> [Problem to work on]:
Write out the material below word for word, from its first line through the line containing "candle-body [312,363,317,375]".

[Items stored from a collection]

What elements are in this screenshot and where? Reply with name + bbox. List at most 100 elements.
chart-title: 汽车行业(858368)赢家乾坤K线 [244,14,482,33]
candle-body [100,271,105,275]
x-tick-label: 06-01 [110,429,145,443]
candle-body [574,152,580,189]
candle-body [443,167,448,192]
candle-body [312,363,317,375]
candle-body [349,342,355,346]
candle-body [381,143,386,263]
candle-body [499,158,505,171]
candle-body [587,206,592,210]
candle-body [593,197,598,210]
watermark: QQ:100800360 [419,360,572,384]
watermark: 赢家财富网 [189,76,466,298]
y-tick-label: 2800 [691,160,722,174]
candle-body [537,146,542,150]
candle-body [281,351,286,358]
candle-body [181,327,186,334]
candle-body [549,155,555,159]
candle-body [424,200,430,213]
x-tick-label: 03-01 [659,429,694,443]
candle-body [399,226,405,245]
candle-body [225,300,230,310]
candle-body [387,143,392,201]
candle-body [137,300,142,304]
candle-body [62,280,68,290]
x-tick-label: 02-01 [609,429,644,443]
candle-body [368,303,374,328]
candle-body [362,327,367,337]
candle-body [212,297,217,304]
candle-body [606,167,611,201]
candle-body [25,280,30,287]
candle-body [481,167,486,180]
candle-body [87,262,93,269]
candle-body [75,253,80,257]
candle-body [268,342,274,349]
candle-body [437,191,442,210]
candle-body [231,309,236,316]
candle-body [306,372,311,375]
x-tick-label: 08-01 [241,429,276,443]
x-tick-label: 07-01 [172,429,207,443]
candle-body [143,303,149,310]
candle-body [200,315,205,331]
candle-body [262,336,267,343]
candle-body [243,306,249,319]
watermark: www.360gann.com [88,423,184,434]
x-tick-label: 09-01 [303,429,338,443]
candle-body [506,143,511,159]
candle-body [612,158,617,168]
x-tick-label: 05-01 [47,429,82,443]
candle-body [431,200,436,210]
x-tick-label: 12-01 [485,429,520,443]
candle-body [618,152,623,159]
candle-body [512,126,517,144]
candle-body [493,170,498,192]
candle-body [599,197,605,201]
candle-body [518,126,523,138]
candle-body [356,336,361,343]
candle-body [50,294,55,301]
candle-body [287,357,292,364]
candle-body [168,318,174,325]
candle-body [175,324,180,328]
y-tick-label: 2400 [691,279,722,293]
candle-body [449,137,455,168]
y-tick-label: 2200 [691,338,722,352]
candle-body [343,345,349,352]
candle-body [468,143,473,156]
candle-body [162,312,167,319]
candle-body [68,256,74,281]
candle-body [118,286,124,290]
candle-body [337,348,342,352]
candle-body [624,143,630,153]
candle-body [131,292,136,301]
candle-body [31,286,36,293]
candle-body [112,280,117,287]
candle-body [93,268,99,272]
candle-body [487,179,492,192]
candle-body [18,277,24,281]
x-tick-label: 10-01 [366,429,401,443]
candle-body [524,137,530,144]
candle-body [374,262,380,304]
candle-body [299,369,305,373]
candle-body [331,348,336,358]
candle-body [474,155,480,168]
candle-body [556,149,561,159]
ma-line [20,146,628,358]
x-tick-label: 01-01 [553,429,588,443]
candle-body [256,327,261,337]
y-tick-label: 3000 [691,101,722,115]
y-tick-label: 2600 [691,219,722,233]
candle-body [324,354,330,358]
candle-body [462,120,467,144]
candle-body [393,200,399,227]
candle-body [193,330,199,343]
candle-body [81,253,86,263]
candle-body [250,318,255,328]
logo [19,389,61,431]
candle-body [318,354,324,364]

> [Task solution]:
What elements are in this screenshot and where? Reply with name + bbox. List at most 100 elements.
chart-title: 汽车行业(858368)赢家乾坤K线 [244,14,482,33]
candle-body [100,271,105,275]
x-tick-label: 06-01 [110,429,145,443]
candle-body [574,152,580,189]
candle-body [443,167,448,192]
candle-body [312,363,317,375]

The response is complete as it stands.